Records for this exercise
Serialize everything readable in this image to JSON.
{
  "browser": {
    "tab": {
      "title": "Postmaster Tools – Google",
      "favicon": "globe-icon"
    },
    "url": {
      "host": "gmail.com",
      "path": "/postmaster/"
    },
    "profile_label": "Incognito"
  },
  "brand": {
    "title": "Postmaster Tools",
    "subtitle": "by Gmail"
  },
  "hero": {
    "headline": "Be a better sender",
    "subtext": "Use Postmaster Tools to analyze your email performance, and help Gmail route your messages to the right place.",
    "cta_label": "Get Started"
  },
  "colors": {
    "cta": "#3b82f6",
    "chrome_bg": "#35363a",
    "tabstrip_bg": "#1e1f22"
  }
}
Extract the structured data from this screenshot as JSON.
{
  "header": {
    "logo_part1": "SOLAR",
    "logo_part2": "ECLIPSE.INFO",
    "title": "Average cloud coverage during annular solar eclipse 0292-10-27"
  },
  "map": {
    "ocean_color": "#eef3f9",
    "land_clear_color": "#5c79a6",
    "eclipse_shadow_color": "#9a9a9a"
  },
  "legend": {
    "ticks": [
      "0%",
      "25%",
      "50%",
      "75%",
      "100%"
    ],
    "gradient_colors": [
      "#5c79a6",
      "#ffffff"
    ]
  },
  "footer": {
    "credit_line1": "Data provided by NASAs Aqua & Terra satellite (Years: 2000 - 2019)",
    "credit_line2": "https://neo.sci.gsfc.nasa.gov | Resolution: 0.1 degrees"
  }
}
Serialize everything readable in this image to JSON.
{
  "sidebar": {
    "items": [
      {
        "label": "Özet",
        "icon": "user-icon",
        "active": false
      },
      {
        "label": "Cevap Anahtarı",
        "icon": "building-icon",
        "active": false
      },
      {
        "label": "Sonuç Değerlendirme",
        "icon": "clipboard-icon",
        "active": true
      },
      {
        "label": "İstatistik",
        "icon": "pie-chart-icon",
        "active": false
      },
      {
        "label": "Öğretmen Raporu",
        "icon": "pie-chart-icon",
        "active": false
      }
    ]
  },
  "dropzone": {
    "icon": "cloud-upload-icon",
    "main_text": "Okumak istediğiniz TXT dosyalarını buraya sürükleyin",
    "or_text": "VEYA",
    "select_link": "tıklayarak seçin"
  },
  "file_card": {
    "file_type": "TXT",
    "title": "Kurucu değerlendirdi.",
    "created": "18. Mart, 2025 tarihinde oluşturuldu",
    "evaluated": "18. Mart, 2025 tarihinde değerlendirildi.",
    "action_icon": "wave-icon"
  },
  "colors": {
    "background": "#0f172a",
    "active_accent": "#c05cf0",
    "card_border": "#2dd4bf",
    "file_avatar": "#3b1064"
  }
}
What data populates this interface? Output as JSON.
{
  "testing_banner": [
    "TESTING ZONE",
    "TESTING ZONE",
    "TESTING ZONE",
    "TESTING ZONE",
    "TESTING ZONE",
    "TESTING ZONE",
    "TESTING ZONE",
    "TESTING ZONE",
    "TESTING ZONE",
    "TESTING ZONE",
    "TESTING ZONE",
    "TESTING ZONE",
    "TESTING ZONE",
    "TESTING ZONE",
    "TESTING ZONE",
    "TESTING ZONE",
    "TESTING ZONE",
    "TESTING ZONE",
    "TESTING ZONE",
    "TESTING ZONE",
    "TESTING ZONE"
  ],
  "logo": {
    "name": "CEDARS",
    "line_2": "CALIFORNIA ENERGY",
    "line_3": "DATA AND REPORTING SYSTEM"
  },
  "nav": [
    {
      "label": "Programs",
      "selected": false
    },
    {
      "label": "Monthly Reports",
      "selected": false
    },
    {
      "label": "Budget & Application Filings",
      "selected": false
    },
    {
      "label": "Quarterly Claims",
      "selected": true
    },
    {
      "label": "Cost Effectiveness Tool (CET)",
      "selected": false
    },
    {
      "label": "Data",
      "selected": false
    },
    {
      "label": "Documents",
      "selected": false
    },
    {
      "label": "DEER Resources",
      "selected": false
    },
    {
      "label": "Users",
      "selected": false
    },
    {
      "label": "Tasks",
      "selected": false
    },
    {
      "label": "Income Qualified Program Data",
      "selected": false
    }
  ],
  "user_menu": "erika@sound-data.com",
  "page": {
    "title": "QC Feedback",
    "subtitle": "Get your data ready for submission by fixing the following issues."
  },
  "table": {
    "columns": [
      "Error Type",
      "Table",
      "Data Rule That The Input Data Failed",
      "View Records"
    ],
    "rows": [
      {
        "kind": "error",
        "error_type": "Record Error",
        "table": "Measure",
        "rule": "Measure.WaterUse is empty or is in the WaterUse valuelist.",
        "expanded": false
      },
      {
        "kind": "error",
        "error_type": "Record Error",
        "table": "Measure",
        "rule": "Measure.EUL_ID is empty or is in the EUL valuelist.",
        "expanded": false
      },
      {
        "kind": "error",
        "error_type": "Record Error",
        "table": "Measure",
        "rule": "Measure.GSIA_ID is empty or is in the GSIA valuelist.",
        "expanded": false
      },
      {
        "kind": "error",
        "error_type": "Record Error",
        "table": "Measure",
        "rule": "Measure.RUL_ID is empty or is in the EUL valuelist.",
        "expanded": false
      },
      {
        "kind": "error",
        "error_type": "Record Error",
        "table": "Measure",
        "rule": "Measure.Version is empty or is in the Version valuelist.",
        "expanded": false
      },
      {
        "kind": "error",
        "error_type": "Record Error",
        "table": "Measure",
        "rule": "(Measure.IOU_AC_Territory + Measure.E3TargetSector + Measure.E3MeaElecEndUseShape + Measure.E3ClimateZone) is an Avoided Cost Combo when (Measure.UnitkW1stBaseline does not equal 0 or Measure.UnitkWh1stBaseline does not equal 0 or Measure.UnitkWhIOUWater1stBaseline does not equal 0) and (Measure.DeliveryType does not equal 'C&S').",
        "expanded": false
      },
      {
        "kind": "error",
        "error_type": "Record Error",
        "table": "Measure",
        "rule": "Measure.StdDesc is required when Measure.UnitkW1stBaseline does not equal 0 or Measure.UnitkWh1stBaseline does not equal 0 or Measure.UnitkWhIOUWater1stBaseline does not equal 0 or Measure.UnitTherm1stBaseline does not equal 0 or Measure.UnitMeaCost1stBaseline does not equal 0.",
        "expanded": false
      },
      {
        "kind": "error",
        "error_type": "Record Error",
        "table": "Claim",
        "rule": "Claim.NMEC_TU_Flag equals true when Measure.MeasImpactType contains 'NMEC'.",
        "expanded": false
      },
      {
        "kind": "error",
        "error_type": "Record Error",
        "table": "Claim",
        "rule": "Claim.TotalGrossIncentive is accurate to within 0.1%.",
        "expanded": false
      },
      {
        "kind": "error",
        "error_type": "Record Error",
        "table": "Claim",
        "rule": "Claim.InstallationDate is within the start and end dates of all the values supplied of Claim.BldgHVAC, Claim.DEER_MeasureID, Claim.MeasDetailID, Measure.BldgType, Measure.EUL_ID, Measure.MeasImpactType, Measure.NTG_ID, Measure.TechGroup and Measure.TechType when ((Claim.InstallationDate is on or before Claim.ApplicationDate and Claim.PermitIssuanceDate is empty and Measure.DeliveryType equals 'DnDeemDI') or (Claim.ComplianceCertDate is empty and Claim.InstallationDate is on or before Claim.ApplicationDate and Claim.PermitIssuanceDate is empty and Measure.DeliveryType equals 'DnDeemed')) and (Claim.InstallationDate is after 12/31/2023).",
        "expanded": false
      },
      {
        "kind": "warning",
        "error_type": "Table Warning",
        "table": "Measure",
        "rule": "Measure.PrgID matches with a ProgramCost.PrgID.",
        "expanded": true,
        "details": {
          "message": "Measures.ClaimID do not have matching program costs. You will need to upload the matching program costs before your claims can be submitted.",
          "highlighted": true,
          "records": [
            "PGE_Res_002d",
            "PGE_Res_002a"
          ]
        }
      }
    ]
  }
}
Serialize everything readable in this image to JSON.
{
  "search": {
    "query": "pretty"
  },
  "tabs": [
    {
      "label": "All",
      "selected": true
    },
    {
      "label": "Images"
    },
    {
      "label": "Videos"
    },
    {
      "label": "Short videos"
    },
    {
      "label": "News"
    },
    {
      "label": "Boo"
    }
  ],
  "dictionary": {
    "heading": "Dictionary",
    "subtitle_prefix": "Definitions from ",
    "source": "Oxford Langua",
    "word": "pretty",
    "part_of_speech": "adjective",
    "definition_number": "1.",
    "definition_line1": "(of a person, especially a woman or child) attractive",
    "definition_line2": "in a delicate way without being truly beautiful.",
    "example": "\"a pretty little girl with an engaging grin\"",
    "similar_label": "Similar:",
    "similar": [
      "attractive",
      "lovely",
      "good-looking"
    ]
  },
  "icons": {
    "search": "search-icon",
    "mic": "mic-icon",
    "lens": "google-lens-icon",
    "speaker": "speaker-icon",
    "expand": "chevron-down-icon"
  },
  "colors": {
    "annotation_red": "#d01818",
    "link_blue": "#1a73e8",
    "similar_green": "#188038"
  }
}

Task
Locate the word "Mart" in the data above. Copy every line carrying it.

Complete answer
    "created": "18. Mart, 2025 tarihinde oluşturuldu",
    "evaluated": "18. Mart, 2025 tarihinde değerlendirildi.",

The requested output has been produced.